* **Problem**: Work through the material below line by line and say how many lines include the word "Anake". Only the number, please.

* **Data for processing**:

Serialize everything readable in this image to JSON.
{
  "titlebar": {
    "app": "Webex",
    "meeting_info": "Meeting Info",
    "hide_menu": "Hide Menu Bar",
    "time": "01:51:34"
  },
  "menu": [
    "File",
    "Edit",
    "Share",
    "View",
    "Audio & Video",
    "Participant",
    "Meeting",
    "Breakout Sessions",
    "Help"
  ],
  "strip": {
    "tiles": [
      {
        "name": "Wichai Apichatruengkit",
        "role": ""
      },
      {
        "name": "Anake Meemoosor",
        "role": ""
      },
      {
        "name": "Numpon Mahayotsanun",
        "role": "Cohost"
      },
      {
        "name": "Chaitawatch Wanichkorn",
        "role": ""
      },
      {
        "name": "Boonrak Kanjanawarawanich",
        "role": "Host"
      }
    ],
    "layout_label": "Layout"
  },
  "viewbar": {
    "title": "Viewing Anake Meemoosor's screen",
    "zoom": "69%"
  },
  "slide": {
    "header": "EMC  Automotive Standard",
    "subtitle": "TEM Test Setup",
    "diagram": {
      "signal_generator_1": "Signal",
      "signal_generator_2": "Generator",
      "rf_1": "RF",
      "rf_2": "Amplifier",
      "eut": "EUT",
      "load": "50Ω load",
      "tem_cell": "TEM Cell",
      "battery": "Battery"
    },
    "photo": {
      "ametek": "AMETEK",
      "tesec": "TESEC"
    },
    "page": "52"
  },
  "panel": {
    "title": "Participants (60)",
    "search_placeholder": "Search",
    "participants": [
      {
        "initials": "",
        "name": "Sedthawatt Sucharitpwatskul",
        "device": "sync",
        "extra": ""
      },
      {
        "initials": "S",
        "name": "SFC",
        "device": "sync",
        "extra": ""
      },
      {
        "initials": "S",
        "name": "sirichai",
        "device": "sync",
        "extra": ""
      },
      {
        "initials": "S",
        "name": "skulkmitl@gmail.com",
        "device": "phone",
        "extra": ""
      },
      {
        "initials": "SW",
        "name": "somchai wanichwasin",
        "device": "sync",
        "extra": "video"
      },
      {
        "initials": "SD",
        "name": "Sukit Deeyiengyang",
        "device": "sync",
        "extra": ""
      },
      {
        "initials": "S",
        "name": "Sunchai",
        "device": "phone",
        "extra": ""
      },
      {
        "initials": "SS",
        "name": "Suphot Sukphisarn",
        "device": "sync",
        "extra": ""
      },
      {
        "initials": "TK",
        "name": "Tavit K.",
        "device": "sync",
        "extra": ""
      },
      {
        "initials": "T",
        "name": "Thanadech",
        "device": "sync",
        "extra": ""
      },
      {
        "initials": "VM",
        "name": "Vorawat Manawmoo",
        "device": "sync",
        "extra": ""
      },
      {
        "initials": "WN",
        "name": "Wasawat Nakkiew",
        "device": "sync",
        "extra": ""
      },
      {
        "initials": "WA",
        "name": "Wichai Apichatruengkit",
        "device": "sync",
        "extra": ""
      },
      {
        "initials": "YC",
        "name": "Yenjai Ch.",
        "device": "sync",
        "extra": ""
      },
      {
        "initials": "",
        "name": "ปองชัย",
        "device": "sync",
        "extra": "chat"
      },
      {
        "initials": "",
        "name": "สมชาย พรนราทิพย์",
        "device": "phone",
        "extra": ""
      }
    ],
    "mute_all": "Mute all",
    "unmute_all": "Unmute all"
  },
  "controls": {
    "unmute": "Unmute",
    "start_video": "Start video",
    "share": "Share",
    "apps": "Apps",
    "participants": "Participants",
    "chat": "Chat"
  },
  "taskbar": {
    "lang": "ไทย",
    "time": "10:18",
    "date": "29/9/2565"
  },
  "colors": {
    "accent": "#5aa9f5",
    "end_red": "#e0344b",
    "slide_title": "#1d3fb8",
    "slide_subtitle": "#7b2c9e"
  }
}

* **Written response**: 2